**Supplied data:**
##############################

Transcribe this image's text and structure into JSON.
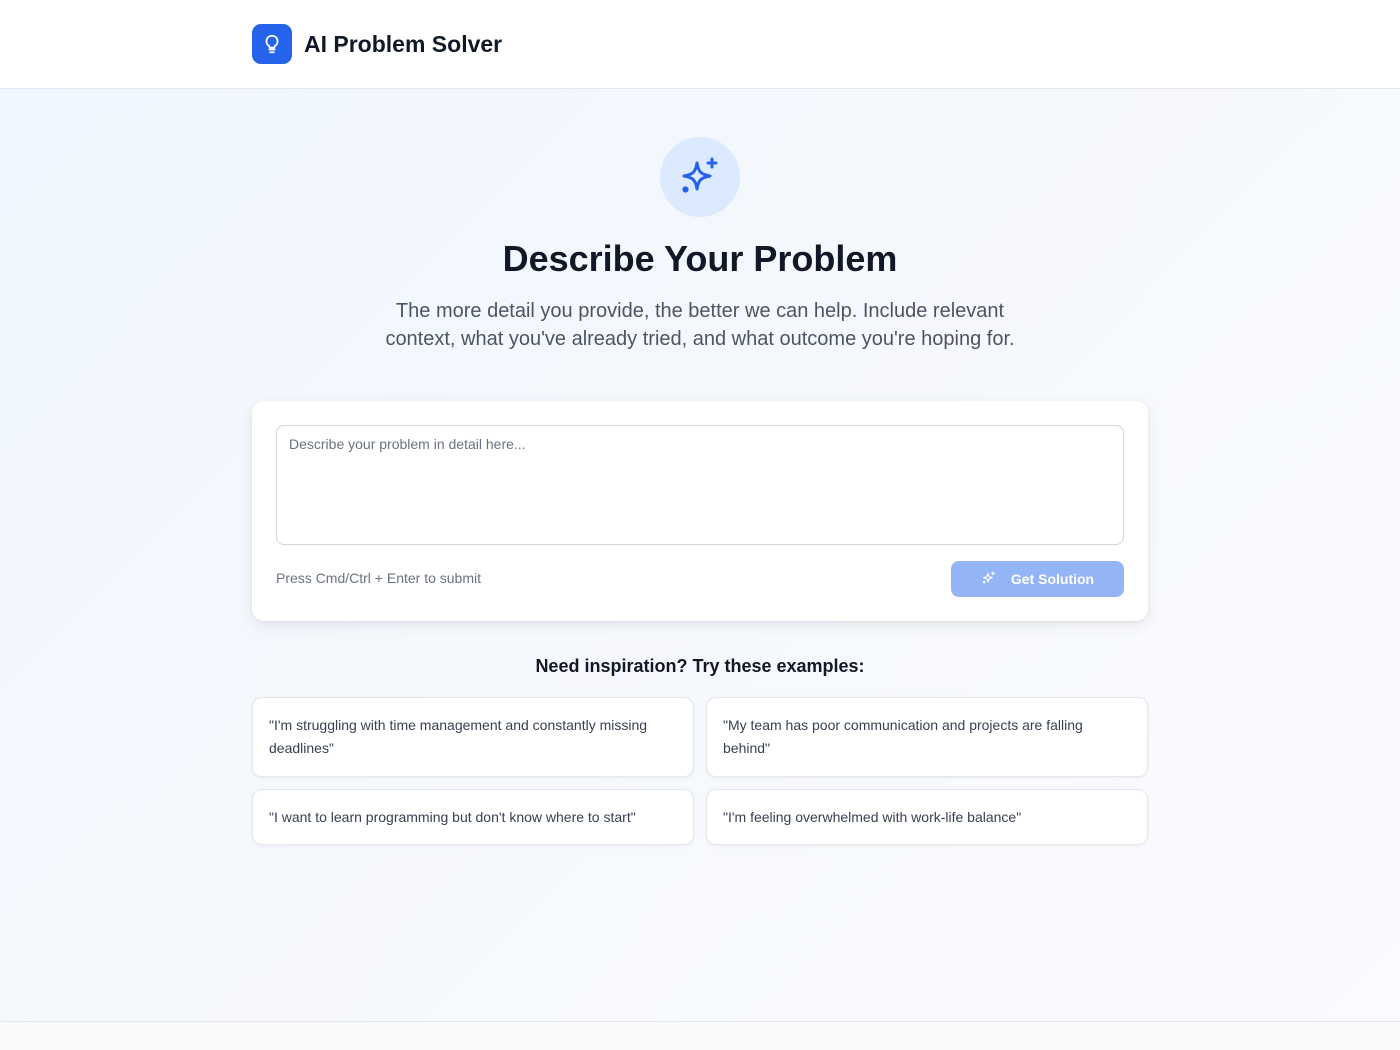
{
  "header": {
    "title": "AI Problem Solver",
    "logo_icon": "lightbulb-icon"
  },
  "hero": {
    "icon": "sparkles-icon",
    "title": "Describe Your Problem",
    "subtitle": "The more detail you provide, the better we can help. Include relevant context, what you've already tried, and what outcome you're hoping for."
  },
  "form": {
    "placeholder": "Describe your problem in detail here...",
    "value": "",
    "hint": "Press Cmd/Ctrl + Enter to submit",
    "submit_label": "Get Solution",
    "submit_icon": "sparkles-icon"
  },
  "examples": {
    "title": "Need inspiration? Try these examples:",
    "items": [
      "\"I'm struggling with time management and constantly missing deadlines\"",
      "\"My team has poor communication and projects are falling behind\"",
      "\"I want to learn programming but don't know where to start\"",
      "\"I'm feeling overwhelmed with work-life balance\""
    ]
  },
  "colors": {
    "accent": "#2563eb",
    "accent_light": "#dbeafe",
    "button_disabled": "#93b4f5",
    "text_primary": "#111827",
    "text_secondary": "#4b5563"
  }
}
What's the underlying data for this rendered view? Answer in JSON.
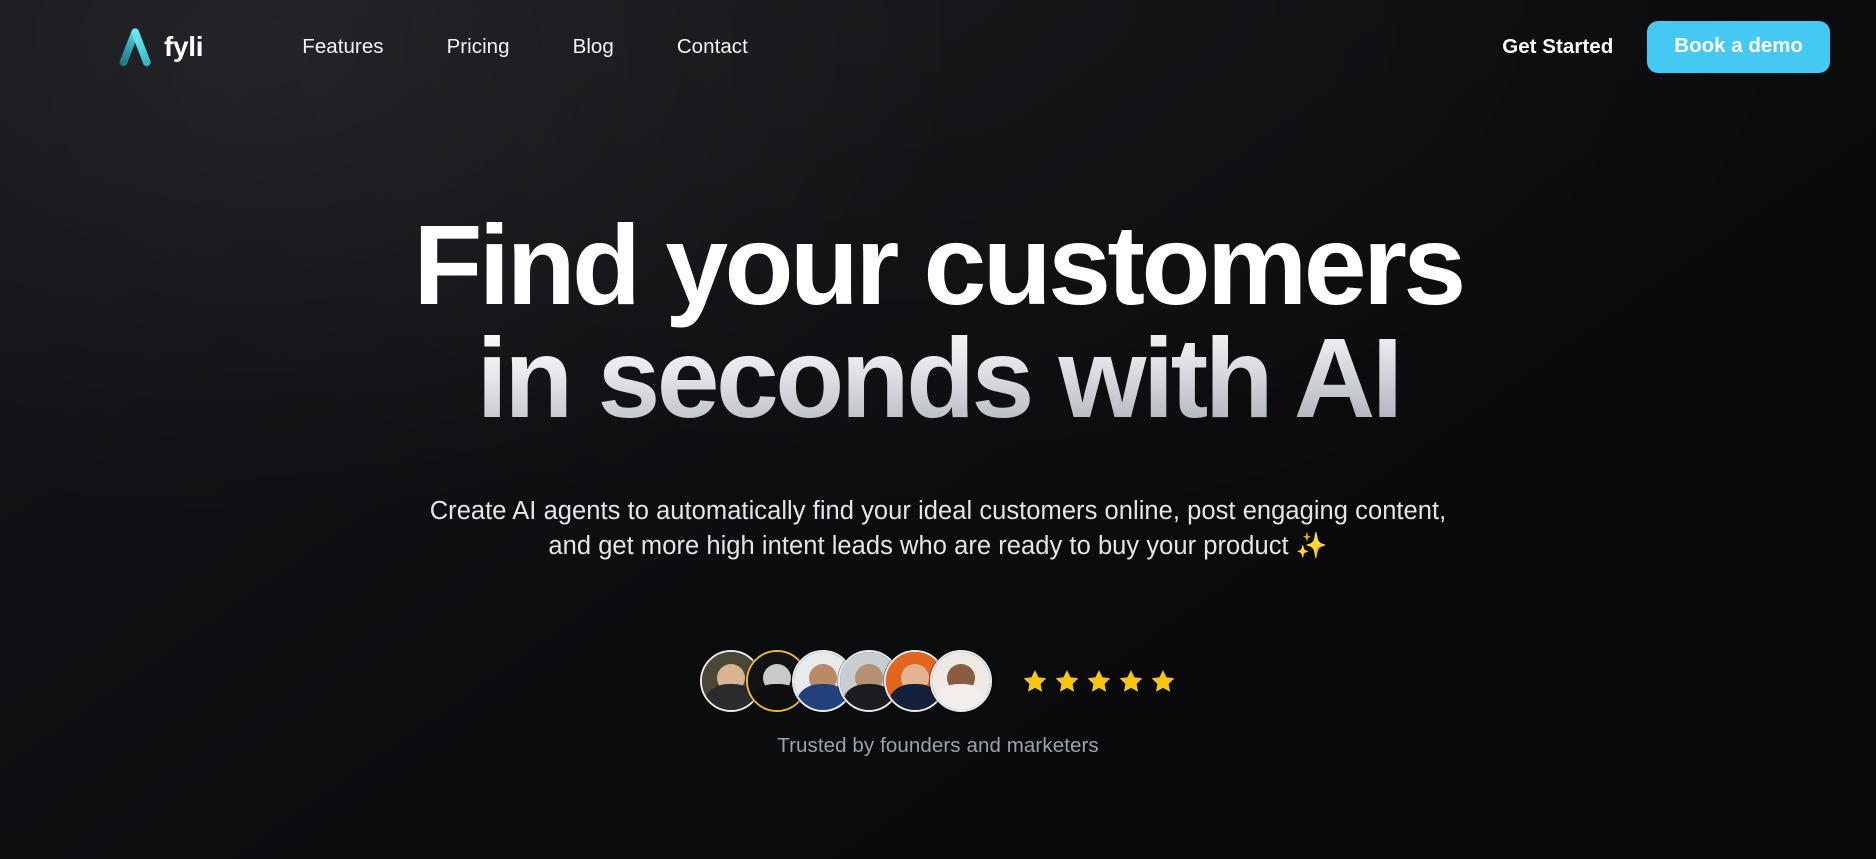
{
  "theme": {
    "background": "#08090b",
    "accent": "#45c8f2",
    "star_color": "#f5c518",
    "logo_gradient_from": "#5fe3e8",
    "logo_gradient_to": "#1f7f8c",
    "muted_text": "#9ca2aa"
  },
  "navbar": {
    "brand": {
      "name": "fyli",
      "logo_icon": "lambda-chevron-icon"
    },
    "links": [
      {
        "label": "Features"
      },
      {
        "label": "Pricing"
      },
      {
        "label": "Blog"
      },
      {
        "label": "Contact"
      }
    ],
    "get_started_label": "Get Started",
    "book_demo_label": "Book a demo"
  },
  "hero": {
    "headline_line_1": "Find your customers",
    "headline_line_2": "in seconds with AI",
    "subtitle": "Create AI agents to automatically find your ideal customers online, post engaging content, and get more high intent leads who are ready to buy your product ✨",
    "social_proof": {
      "avatars": [
        {
          "alt": "founder-avatar-1",
          "ring": "white",
          "bg": "#4a4638",
          "skin": "#d9b392",
          "shirt": "#2a2b2d"
        },
        {
          "alt": "founder-avatar-2",
          "ring": "gold",
          "bg": "#111214",
          "skin": "#c9c9c9",
          "shirt": "#0d0e10"
        },
        {
          "alt": "founder-avatar-3",
          "ring": "white",
          "bg": "#e9eaec",
          "skin": "#b98a63",
          "shirt": "#23407a"
        },
        {
          "alt": "founder-avatar-4",
          "ring": "white",
          "bg": "#c9ccd0",
          "skin": "#b59077",
          "shirt": "#1c1d20"
        },
        {
          "alt": "founder-avatar-5",
          "ring": "white",
          "bg": "#e2661f",
          "skin": "#e3b492",
          "shirt": "#15203a"
        },
        {
          "alt": "founder-avatar-6",
          "ring": "white",
          "bg": "#efe9e6",
          "skin": "#8a5c41",
          "shirt": "#f3eeeb"
        }
      ],
      "star_count": 5,
      "star_icon": "star-icon",
      "trust_text": "Trusted by founders and marketers"
    }
  }
}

##############################

**Instructions for the task:** How many of the lines in the listing above hold the word "subtitle"? Report only that figure.

**Correct response:** 2